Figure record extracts

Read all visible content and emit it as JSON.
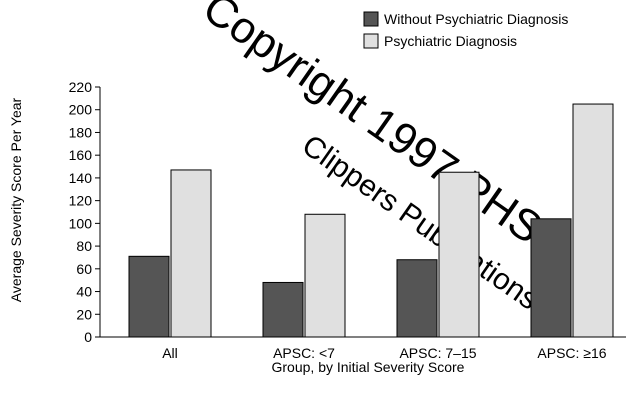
{
  "chart_data": {
    "type": "bar",
    "categories": [
      "All",
      "APSC: <7",
      "APSC: 7–15",
      "APSC: ≥16"
    ],
    "series": [
      {
        "name": "Without Psychiatric Diagnosis",
        "values": [
          71,
          48,
          68,
          104
        ],
        "color": "#555555"
      },
      {
        "name": "Psychiatric Diagnosis",
        "values": [
          147,
          108,
          145,
          205
        ],
        "color": "#e0e0e0"
      }
    ],
    "title": "",
    "xlabel": "Group, by Initial Severity Score",
    "ylabel": "Average Severity Score Per Year",
    "ylim": [
      0,
      220
    ],
    "yticks": [
      0,
      20,
      40,
      60,
      80,
      100,
      120,
      140,
      160,
      180,
      200,
      220
    ],
    "grid": false,
    "legend_position": "top-right"
  },
  "watermark": {
    "text_line1": "Copyright 1997 PHS",
    "text_line2": "Clippers Publications"
  }
}
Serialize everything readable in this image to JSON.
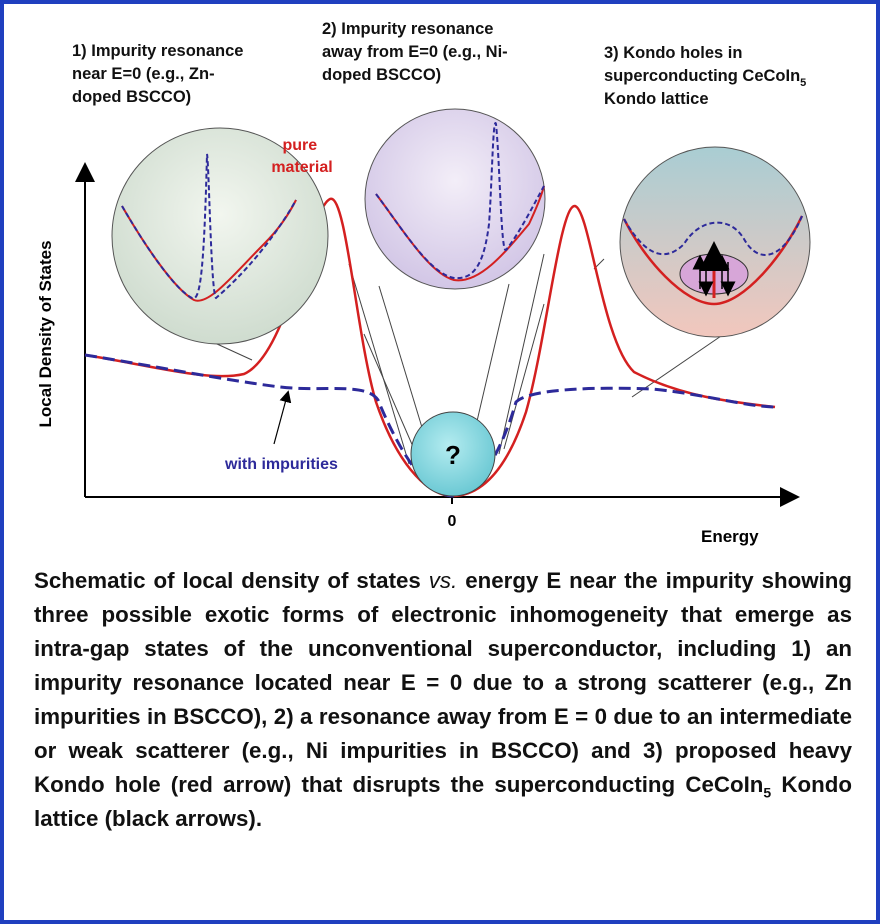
{
  "figure": {
    "y_axis_label": "Local Density of States",
    "x_axis_label": "Energy",
    "zero_label": "0",
    "question_mark": "?",
    "pure_label": [
      "pure",
      "material"
    ],
    "impurities_label": "with impurities",
    "insets": [
      {
        "lines": [
          "1) Impurity resonance",
          "near E=0 (e.g., Zn-",
          "doped BSCCO)"
        ]
      },
      {
        "lines": [
          "2) Impurity resonance",
          "away from E=0 (e.g., Ni-",
          "doped BSCCO)"
        ]
      },
      {
        "lines": [
          "3) Kondo holes in",
          "superconducting CeCoIn",
          "5",
          "Kondo lattice"
        ]
      }
    ]
  },
  "caption": [
    "Schematic of local density of states ",
    "vs.",
    " energy E near the impurity showing three possible exotic forms of electronic inhomogeneity that emerge as intra-gap states of the unconventional superconductor, including 1) an impurity resonance located near E = 0 due to a strong scatterer (e.g., Zn impurities in BSCCO), 2) a resonance away from E = 0 due to an intermediate or weak scatterer (e.g., Ni impurities in BSCCO) and 3) proposed heavy Kondo hole (red arrow) that disrupts the superconducting CeCoIn",
    "5",
    " Kondo lattice (black arrows)."
  ]
}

▸ TASK OBJECTIVE
The listing above needs to be output again exactly. Don't include the pictures.

▸ REPLY TO THE EXERCISE
Read all visible content and emit it as JSON.
{
  "chart_data": {
    "type": "bar",
    "categories": [
      "All",
      "APSC: <7",
      "APSC: 7–15",
      "APSC: ≥16"
    ],
    "series": [
      {
        "name": "Without Psychiatric Diagnosis",
        "values": [
          71,
          48,
          68,
          104
        ],
        "color": "#555555"
      },
      {
        "name": "Psychiatric Diagnosis",
        "values": [
          147,
          108,
          145,
          205
        ],
        "color": "#e0e0e0"
      }
    ],
    "title": "",
    "xlabel": "Group, by Initial Severity Score",
    "ylabel": "Average Severity Score Per Year",
    "ylim": [
      0,
      220
    ],
    "yticks": [
      0,
      20,
      40,
      60,
      80,
      100,
      120,
      140,
      160,
      180,
      200,
      220
    ],
    "grid": false,
    "legend_position": "top-right"
  },
  "watermark": {
    "text_line1": "Copyright 1997 PHS",
    "text_line2": "Clippers Publications"
  }
}
Serialize everything readable in this image to JSON.
{
  "figure": {
    "y_axis_label": "Local Density of States",
    "x_axis_label": "Energy",
    "zero_label": "0",
    "question_mark": "?",
    "pure_label": [
      "pure",
      "material"
    ],
    "impurities_label": "with impurities",
    "insets": [
      {
        "lines": [
          "1) Impurity resonance",
          "near E=0 (e.g., Zn-",
          "doped BSCCO)"
        ]
      },
      {
        "lines": [
          "2) Impurity resonance",
          "away from E=0 (e.g., Ni-",
          "doped BSCCO)"
        ]
      },
      {
        "lines": [
          "3) Kondo holes in",
          "superconducting CeCoIn",
          "5",
          "Kondo lattice"
        ]
      }
    ]
  },
  "caption": [
    "Schematic of local density of states ",
    "vs.",
    " energy E near the impurity showing three possible exotic forms of electronic inhomogeneity that emerge as intra-gap states of the unconventional superconductor, including 1) an impurity resonance located near E = 0 due to a strong scatterer (e.g., Zn impurities in BSCCO), 2) a resonance away from E = 0 due to an intermediate or weak scatterer (e.g., Ni impurities in BSCCO) and 3) proposed heavy Kondo hole (red arrow) that disrupts the superconducting CeCoIn",
    "5",
    " Kondo lattice (black arrows)."
  ]
}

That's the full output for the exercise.